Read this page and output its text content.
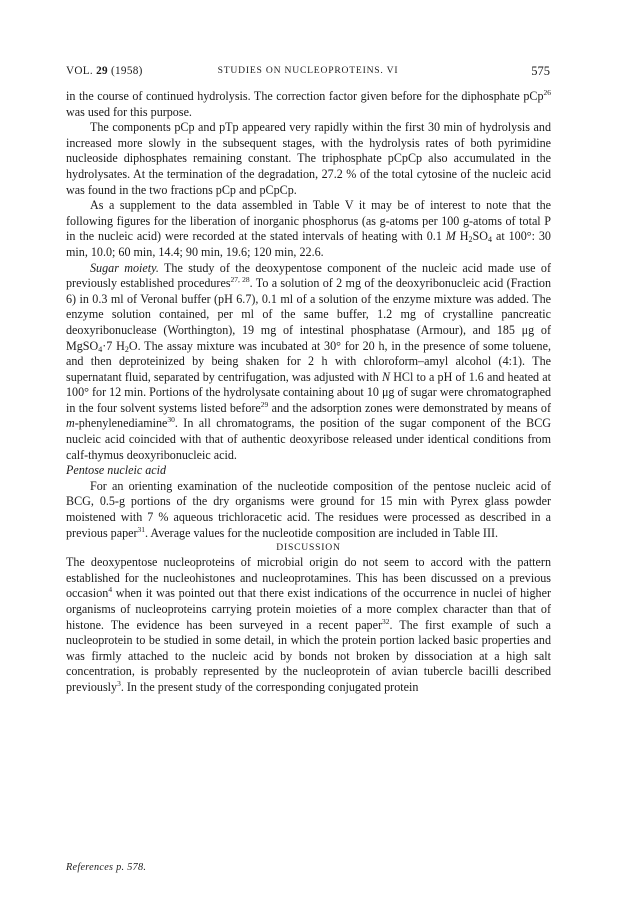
VOL. 29 (1958)	STUDIES ON NUCLEOPROTEINS. VI	575

in the course of continued hydrolysis. The correction factor given before for the diphosphate pCp$^{26}$ was used for this purpose.

The components pCp and pTp appeared very rapidly within the first 30 min of hydrolysis and increased more slowly in the subsequent stages, with the hydrolysis rates of both pyrimidine nucleoside diphosphates remaining constant. The triphosphate pCpCp also accumulated in the hydrolysates. At the termination of the degradation, 27.2 % of the total cytosine of the nucleic acid was found in the two fractions pCp and pCpCp.

As a supplement to the data assembled in Table V it may be of interest to note that the following figures for the liberation of inorganic phosphorus (as g-atoms per 100 g-atoms of total P in the nucleic acid) were recorded at the stated intervals of heating with 0.1 M $H_2SO_4$ at 100°: 30 min, 10.0; 60 min, 14.4; 90 min, 19.6; 120 min, 22.6.

Sugar moiety. The study of the deoxypentose component of the nucleic acid made use of previously established procedures$^{27, 28}$. To a solution of 2 mg of the deoxyribonucleic acid (Fraction 6) in 0.3 ml of Veronal buffer (pH 6.7), 0.1 ml of a solution of the enzyme mixture was added. The enzyme solution contained, per ml of the same buffer, 1.2 mg of crystalline pancreatic deoxyribonuclease (Worthington), 19 mg of intestinal phosphatase (Armour), and 185 μg of MgSO$_4$·7 $H_2O$. The assay mixture was incubated at 30° for 20 h, in the presence of some toluene, and then deproteinized by being shaken for 2 h with chloroform–amyl alcohol (4:1). The supernatant fluid, separated by centrifugation, was adjusted with N HCl to a pH of 1.6 and heated at 100° for 12 min. Portions of the hydrolysate containing about 10 μg of sugar were chromatographed in the four solvent systems listed before$^{29}$ and the adsorption zones were demonstrated by means of m-phenylenediamine$^{30}$. In all chromatograms, the position of the sugar component of the BCG nucleic acid coincided with that of authentic deoxyribose released under identical conditions from calf-thymus deoxyribonucleic acid.

Pentose nucleic acid

For an orienting examination of the nucleotide composition of the pentose nucleic acid of BCG, 0.5-g portions of the dry organisms were ground for 15 min with Pyrex glass powder moistened with 7 % aqueous trichloracetic acid. The residues were processed as described in a previous paper$^{31}$. Average values for the nucleotide composition are included in Table III.

DISCUSSION

The deoxypentose nucleoproteins of microbial origin do not seem to accord with the pattern established for the nucleohistones and nucleoprotamines. This has been discussed on a previous occasion$^4$ when it was pointed out that there exist indications of the occurrence in nuclei of higher organisms of nucleoproteins carrying protein moieties of a more complex character than that of histone. The evidence has been surveyed in a recent paper$^{32}$. The first example of such a nucleoprotein to be studied in some detail, in which the protein portion lacked basic properties and was firmly attached to the nucleic acid by bonds not broken by dissociation at a high salt concentration, is probably represented by the nucleoprotein of avian tubercle bacilli described previously$^3$. In the present study of the corresponding conjugated protein

References p. 578.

* **TASK TO COMPLETE**: Tell how many lines of the data above hold the string "organisms". Give only the number.

* **RESULT**: 2